From the entries below, gather each line containing the word "一佳兴农".

>> Start Data for processing

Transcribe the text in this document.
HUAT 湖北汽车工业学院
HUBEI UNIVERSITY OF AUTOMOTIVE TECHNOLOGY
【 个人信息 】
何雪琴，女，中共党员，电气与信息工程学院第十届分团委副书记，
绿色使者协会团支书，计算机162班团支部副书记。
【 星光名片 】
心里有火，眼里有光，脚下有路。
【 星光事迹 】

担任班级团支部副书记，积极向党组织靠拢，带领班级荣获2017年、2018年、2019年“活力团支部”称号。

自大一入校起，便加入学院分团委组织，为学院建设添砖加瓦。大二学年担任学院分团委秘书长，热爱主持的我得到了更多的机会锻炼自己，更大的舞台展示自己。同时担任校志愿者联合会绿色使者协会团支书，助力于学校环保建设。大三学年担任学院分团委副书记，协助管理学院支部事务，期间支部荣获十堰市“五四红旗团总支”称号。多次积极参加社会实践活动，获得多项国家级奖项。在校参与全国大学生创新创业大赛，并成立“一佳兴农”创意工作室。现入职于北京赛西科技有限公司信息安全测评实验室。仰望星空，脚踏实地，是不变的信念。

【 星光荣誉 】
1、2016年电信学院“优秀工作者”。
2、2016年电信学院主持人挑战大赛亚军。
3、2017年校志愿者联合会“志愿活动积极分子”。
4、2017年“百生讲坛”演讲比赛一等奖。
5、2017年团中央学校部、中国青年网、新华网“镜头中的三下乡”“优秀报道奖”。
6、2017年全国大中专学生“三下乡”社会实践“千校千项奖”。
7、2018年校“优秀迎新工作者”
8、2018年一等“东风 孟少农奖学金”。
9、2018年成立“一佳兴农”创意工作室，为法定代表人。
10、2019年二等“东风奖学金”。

>> End Data for processing

Solution for this exercise –
自大一入校起，便加入学院分团委组织，为学院建设添砖加瓦。大二学年担任学院分团委秘书长，热爱主持的我得到了更多的机会锻炼自己，更大的舞台展示自己。同时担任校志愿者联合会绿色使者协会团支书，助力于学校环保建设。大三学年担任学院分团委副书记，协助管理学院支部事务，期间支部荣获十堰市“五四红旗团总支”称号。多次积极参加社会实践活动，获得多项国家级奖项。在校参与全国大学生创新创业大赛，并成立“一佳兴农”创意工作室。现入职于北京赛西科技有限公司信息安全测评实验室。仰望星空，脚踏实地，是不变的信念。
9、2018年成立“一佳兴农”创意工作室，为法定代表人。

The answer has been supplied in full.